> _Written task_: Write out the entries again exactly as they are given.

## begin

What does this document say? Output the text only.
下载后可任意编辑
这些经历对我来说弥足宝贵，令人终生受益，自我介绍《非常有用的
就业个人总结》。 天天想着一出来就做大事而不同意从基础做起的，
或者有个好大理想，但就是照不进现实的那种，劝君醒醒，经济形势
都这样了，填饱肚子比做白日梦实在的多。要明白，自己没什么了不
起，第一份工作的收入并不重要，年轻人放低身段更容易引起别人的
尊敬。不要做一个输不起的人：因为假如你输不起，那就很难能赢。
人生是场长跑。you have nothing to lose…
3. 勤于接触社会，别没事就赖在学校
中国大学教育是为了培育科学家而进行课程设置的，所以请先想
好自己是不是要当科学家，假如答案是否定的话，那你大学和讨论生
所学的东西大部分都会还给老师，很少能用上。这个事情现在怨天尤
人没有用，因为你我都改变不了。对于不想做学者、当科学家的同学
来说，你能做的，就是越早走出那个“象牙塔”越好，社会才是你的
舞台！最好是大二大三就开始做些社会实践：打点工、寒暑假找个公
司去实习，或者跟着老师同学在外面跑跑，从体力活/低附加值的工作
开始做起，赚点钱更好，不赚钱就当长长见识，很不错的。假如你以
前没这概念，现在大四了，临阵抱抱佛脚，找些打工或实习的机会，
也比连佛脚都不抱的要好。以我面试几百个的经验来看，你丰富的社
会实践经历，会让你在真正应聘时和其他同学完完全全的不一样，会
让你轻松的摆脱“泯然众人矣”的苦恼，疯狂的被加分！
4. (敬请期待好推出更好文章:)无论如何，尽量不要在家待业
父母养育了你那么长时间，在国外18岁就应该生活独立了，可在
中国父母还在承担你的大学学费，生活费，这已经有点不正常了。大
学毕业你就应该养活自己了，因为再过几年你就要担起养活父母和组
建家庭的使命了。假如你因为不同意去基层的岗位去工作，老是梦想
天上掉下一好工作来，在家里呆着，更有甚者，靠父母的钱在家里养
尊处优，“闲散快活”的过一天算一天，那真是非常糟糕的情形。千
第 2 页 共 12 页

## end

> _Final result_:
What does this document say? Output the text only.
下载后可任意编辑
这些经历对我来说弥足宝贵，令人终生受益，自我介绍《非常有用的
就业个人总结》。 天天想着一出来就做大事而不同意从基础做起的，
或者有个好大理想，但就是照不进现实的那种，劝君醒醒，经济形势
都这样了，填饱肚子比做白日梦实在的多。要明白，自己没什么了不
起，第一份工作的收入并不重要，年轻人放低身段更容易引起别人的
尊敬。不要做一个输不起的人：因为假如你输不起，那就很难能赢。
人生是场长跑。you have nothing to lose…
3. 勤于接触社会，别没事就赖在学校
中国大学教育是为了培育科学家而进行课程设置的，所以请先想
好自己是不是要当科学家，假如答案是否定的话，那你大学和讨论生
所学的东西大部分都会还给老师，很少能用上。这个事情现在怨天尤
人没有用，因为你我都改变不了。对于不想做学者、当科学家的同学
来说，你能做的，就是越早走出那个“象牙塔”越好，社会才是你的
舞台！最好是大二大三就开始做些社会实践：打点工、寒暑假找个公
司去实习，或者跟着老师同学在外面跑跑，从体力活/低附加值的工作
开始做起，赚点钱更好，不赚钱就当长长见识，很不错的。假如你以
前没这概念，现在大四了，临阵抱抱佛脚，找些打工或实习的机会，
也比连佛脚都不抱的要好。以我面试几百个的经验来看，你丰富的社
会实践经历，会让你在真正应聘时和其他同学完完全全的不一样，会
让你轻松的摆脱“泯然众人矣”的苦恼，疯狂的被加分！
4. (敬请期待好推出更好文章:)无论如何，尽量不要在家待业
父母养育了你那么长时间，在国外18岁就应该生活独立了，可在
中国父母还在承担你的大学学费，生活费，这已经有点不正常了。大
学毕业你就应该养活自己了，因为再过几年你就要担起养活父母和组
建家庭的使命了。假如你因为不同意去基层的岗位去工作，老是梦想
天上掉下一好工作来，在家里呆着，更有甚者，靠父母的钱在家里养
尊处优，“闲散快活”的过一天算一天，那真是非常糟糕的情形。千
第 2 页 共 12 页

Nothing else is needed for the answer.